*INSTRUCTIONS FOR THE TASK*
Print all entries precisely as they are written.

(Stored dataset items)

↓

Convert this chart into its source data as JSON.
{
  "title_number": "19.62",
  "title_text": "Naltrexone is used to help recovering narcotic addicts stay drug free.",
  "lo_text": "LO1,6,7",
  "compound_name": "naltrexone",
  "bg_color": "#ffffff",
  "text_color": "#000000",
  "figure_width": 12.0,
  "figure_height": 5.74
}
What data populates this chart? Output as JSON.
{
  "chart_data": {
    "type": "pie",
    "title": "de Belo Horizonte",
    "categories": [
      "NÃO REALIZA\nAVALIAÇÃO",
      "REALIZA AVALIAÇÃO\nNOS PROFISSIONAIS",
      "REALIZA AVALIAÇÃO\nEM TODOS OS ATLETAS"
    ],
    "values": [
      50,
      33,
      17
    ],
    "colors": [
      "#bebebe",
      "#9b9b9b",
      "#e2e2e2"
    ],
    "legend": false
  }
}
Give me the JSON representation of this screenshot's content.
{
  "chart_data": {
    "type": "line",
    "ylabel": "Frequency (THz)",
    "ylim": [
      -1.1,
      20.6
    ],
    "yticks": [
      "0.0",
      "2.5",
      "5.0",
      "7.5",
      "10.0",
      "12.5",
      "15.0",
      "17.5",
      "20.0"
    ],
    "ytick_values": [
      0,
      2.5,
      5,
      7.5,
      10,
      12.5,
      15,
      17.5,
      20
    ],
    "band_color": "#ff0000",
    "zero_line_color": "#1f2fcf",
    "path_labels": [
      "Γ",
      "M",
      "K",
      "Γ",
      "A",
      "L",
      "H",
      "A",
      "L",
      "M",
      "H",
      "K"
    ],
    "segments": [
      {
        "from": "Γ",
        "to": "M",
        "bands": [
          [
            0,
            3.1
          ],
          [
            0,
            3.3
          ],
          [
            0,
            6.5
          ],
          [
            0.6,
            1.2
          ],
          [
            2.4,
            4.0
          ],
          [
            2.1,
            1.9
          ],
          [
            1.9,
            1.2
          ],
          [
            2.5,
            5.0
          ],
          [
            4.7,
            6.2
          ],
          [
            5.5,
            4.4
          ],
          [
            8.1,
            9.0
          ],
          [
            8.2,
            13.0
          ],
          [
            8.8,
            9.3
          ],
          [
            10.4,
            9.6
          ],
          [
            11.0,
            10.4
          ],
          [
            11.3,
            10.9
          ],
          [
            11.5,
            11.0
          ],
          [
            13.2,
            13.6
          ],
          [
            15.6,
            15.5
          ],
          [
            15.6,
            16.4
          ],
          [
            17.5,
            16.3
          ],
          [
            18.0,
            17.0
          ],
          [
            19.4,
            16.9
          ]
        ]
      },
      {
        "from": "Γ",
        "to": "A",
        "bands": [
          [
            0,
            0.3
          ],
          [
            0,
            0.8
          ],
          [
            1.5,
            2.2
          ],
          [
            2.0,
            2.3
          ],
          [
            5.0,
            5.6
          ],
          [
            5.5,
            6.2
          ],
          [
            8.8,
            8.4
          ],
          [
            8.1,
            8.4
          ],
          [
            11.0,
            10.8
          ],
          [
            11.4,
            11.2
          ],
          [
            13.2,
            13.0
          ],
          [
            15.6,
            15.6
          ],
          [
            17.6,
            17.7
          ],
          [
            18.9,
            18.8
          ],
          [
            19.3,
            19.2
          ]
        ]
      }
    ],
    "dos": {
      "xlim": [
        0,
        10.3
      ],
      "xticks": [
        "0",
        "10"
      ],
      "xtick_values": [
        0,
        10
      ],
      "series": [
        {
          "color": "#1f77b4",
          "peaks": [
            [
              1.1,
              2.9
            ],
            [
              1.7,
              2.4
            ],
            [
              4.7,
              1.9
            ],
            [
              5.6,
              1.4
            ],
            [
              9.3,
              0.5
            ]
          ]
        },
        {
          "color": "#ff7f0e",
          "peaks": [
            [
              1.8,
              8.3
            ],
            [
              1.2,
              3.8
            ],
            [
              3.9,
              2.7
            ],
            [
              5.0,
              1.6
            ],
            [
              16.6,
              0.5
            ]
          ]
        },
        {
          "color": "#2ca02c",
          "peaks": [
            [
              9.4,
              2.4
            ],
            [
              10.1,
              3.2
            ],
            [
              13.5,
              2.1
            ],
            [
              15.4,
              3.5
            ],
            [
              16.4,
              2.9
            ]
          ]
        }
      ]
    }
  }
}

↑

*EXERCISE RESULT*
Convert this chart into its source data as JSON.
{
  "title_number": "19.62",
  "title_text": "Naltrexone is used to help recovering narcotic addicts stay drug free.",
  "lo_text": "LO1,6,7",
  "compound_name": "naltrexone",
  "bg_color": "#ffffff",
  "text_color": "#000000",
  "figure_width": 12.0,
  "figure_height": 5.74
}
What data populates this chart? Output as JSON.
{
  "chart_data": {
    "type": "pie",
    "title": "de Belo Horizonte",
    "categories": [
      "NÃO REALIZA\nAVALIAÇÃO",
      "REALIZA AVALIAÇÃO\nNOS PROFISSIONAIS",
      "REALIZA AVALIAÇÃO\nEM TODOS OS ATLETAS"
    ],
    "values": [
      50,
      33,
      17
    ],
    "colors": [
      "#bebebe",
      "#9b9b9b",
      "#e2e2e2"
    ],
    "legend": false
  }
}
Give me the JSON representation of this screenshot's content.
{
  "chart_data": {
    "type": "line",
    "ylabel": "Frequency (THz)",
    "ylim": [
      -1.1,
      20.6
    ],
    "yticks": [
      "0.0",
      "2.5",
      "5.0",
      "7.5",
      "10.0",
      "12.5",
      "15.0",
      "17.5",
      "20.0"
    ],
    "ytick_values": [
      0,
      2.5,
      5,
      7.5,
      10,
      12.5,
      15,
      17.5,
      20
    ],
    "band_color": "#ff0000",
    "zero_line_color": "#1f2fcf",
    "path_labels": [
      "Γ",
      "M",
      "K",
      "Γ",
      "A",
      "L",
      "H",
      "A",
      "L",
      "M",
      "H",
      "K"
    ],
    "segments": [
      {
        "from": "Γ",
        "to": "M",
        "bands": [
          [
            0,
            3.1
          ],
          [
            0,
            3.3
          ],
          [
            0,
            6.5
          ],
          [
            0.6,
            1.2
          ],
          [
            2.4,
            4.0
          ],
          [
            2.1,
            1.9
          ],
          [
            1.9,
            1.2
          ],
          [
            2.5,
            5.0
          ],
          [
            4.7,
            6.2
          ],
          [
            5.5,
            4.4
          ],
          [
            8.1,
            9.0
          ],
          [
            8.2,
            13.0
          ],
          [
            8.8,
            9.3
          ],
          [
            10.4,
            9.6
          ],
          [
            11.0,
            10.4
          ],
          [
            11.3,
            10.9
          ],
          [
            11.5,
            11.0
          ],
          [
            13.2,
            13.6
          ],
          [
            15.6,
            15.5
          ],
          [
            15.6,
            16.4
          ],
          [
            17.5,
            16.3
          ],
          [
            18.0,
            17.0
          ],
          [
            19.4,
            16.9
          ]
        ]
      },
      {
        "from": "Γ",
        "to": "A",
        "bands": [
          [
            0,
            0.3
          ],
          [
            0,
            0.8
          ],
          [
            1.5,
            2.2
          ],
          [
            2.0,
            2.3
          ],
          [
            5.0,
            5.6
          ],
          [
            5.5,
            6.2
          ],
          [
            8.8,
            8.4
          ],
          [
            8.1,
            8.4
          ],
          [
            11.0,
            10.8
          ],
          [
            11.4,
            11.2
          ],
          [
            13.2,
            13.0
          ],
          [
            15.6,
            15.6
          ],
          [
            17.6,
            17.7
          ],
          [
            18.9,
            18.8
          ],
          [
            19.3,
            19.2
          ]
        ]
      }
    ],
    "dos": {
      "xlim": [
        0,
        10.3
      ],
      "xticks": [
        "0",
        "10"
      ],
      "xtick_values": [
        0,
        10
      ],
      "series": [
        {
          "color": "#1f77b4",
          "peaks": [
            [
              1.1,
              2.9
            ],
            [
              1.7,
              2.4
            ],
            [
              4.7,
              1.9
            ],
            [
              5.6,
              1.4
            ],
            [
              9.3,
              0.5
            ]
          ]
        },
        {
          "color": "#ff7f0e",
          "peaks": [
            [
              1.8,
              8.3
            ],
            [
              1.2,
              3.8
            ],
            [
              3.9,
              2.7
            ],
            [
              5.0,
              1.6
            ],
            [
              16.6,
              0.5
            ]
          ]
        },
        {
          "color": "#2ca02c",
          "peaks": [
            [
              9.4,
              2.4
            ],
            [
              10.1,
              3.2
            ],
            [
              13.5,
              2.1
            ],
            [
              15.4,
              3.5
            ],
            [
              16.4,
              2.9
            ]
          ]
        }
      ]
    }
  }
}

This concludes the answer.